**Raw data:**
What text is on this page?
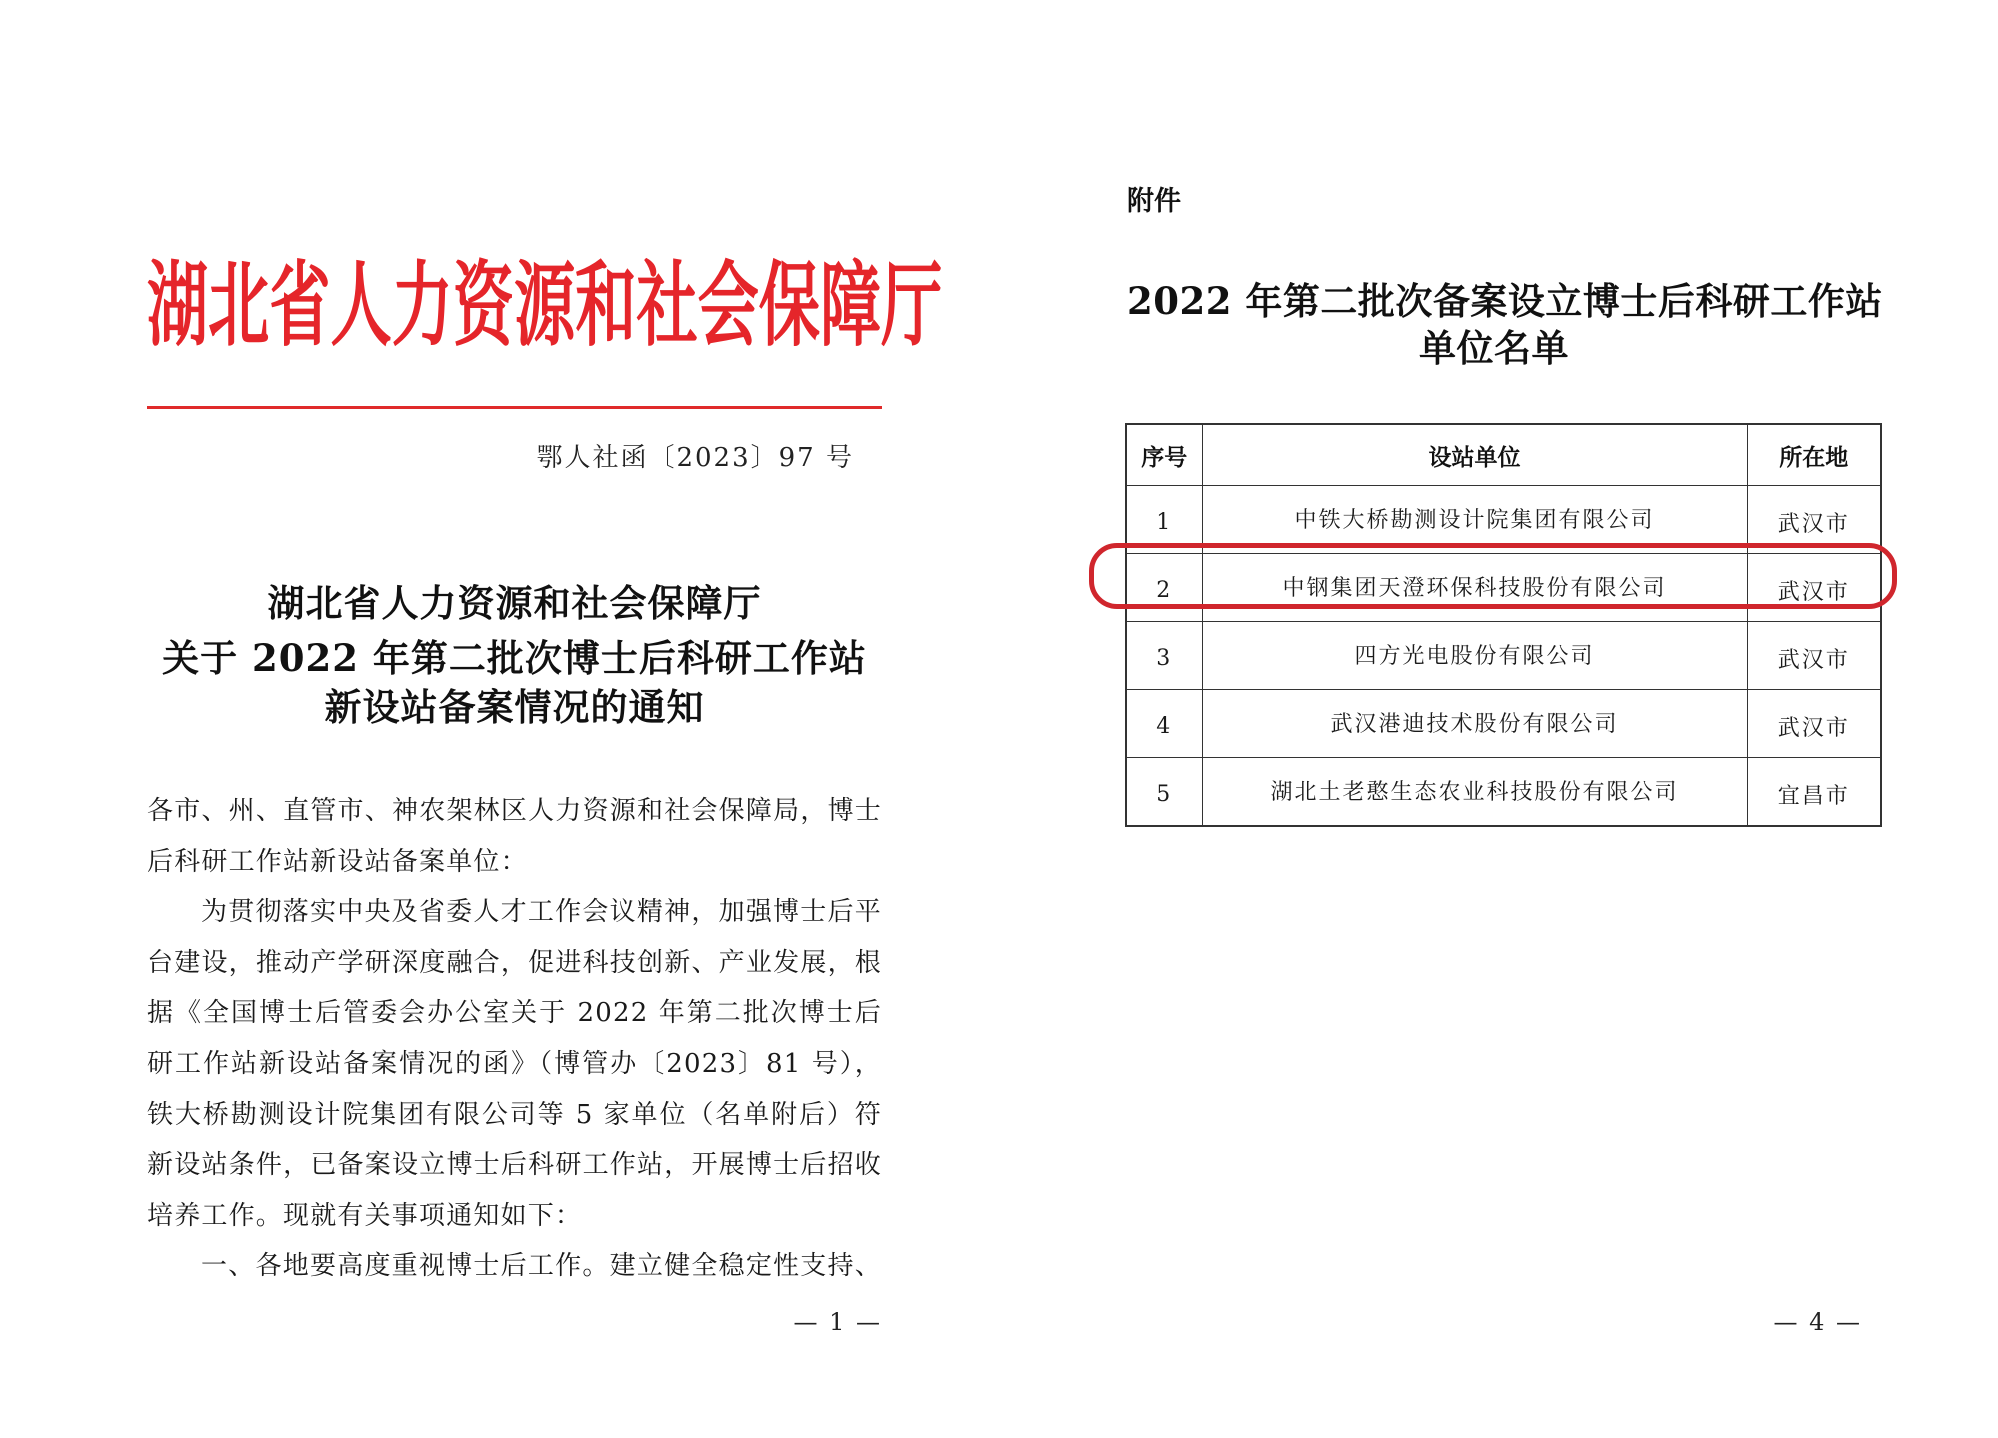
湖北省人力资源和社会保障厅
鄂人社函〔2023〕97 号
湖北省人力资源和社会保障厅
关于 2022 年第二批次博士后科研工作站
新设站备案情况的通知
各市、州、直管市、神农架林区人力资源和社会保障局，博士
后科研工作站新设站备案单位：
为贯彻落实中央及省委人才工作会议精神，加强博士后平
台建设，推动产学研深度融合，促进科技创新、产业发展，根
据《全国博士后管委会办公室关于 2022 年第二批次博士后
研工作站新设站备案情况的函》（博管办〔2023〕81 号），
铁大桥勘测设计院集团有限公司等 5 家单位（名单附后）符
新设站条件，已备案设立博士后科研工作站，开展博士后招收
培养工作。现就有关事项通知如下：
一、各地要高度重视博士后工作。建立健全稳定性支持、
— 1 —
附件
2022 年第二批次备案设立博士后科研工作站
单位名单
序号	设站单位	所在地
1	中铁大桥勘测设计院集团有限公司	武汉市
2	中钢集团天澄环保科技股份有限公司	武汉市
3	四方光电股份有限公司	武汉市
4	武汉港迪技术股份有限公司	武汉市
5	湖北土老憨生态农业科技股份有限公司	宜昌市
— 4 —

**What needs to be done:**
Write the records above out again exactly, with no pictures in your copy.

**Response to the exercise:**
What text is on this page?
湖北省人力资源和社会保障厅
鄂人社函〔2023〕97 号
湖北省人力资源和社会保障厅
关于 2022 年第二批次博士后科研工作站
新设站备案情况的通知
各市、州、直管市、神农架林区人力资源和社会保障局，博士
后科研工作站新设站备案单位：
为贯彻落实中央及省委人才工作会议精神，加强博士后平
台建设，推动产学研深度融合，促进科技创新、产业发展，根
据《全国博士后管委会办公室关于 2022 年第二批次博士后
研工作站新设站备案情况的函》（博管办〔2023〕81 号），
铁大桥勘测设计院集团有限公司等 5 家单位（名单附后）符
新设站条件，已备案设立博士后科研工作站，开展博士后招收
培养工作。现就有关事项通知如下：
一、各地要高度重视博士后工作。建立健全稳定性支持、
— 1 —
附件
2022 年第二批次备案设立博士后科研工作站
单位名单
序号	设站单位	所在地
1	中铁大桥勘测设计院集团有限公司	武汉市
2	中钢集团天澄环保科技股份有限公司	武汉市
3	四方光电股份有限公司	武汉市
4	武汉港迪技术股份有限公司	武汉市
5	湖北土老憨生态农业科技股份有限公司	宜昌市
— 4 —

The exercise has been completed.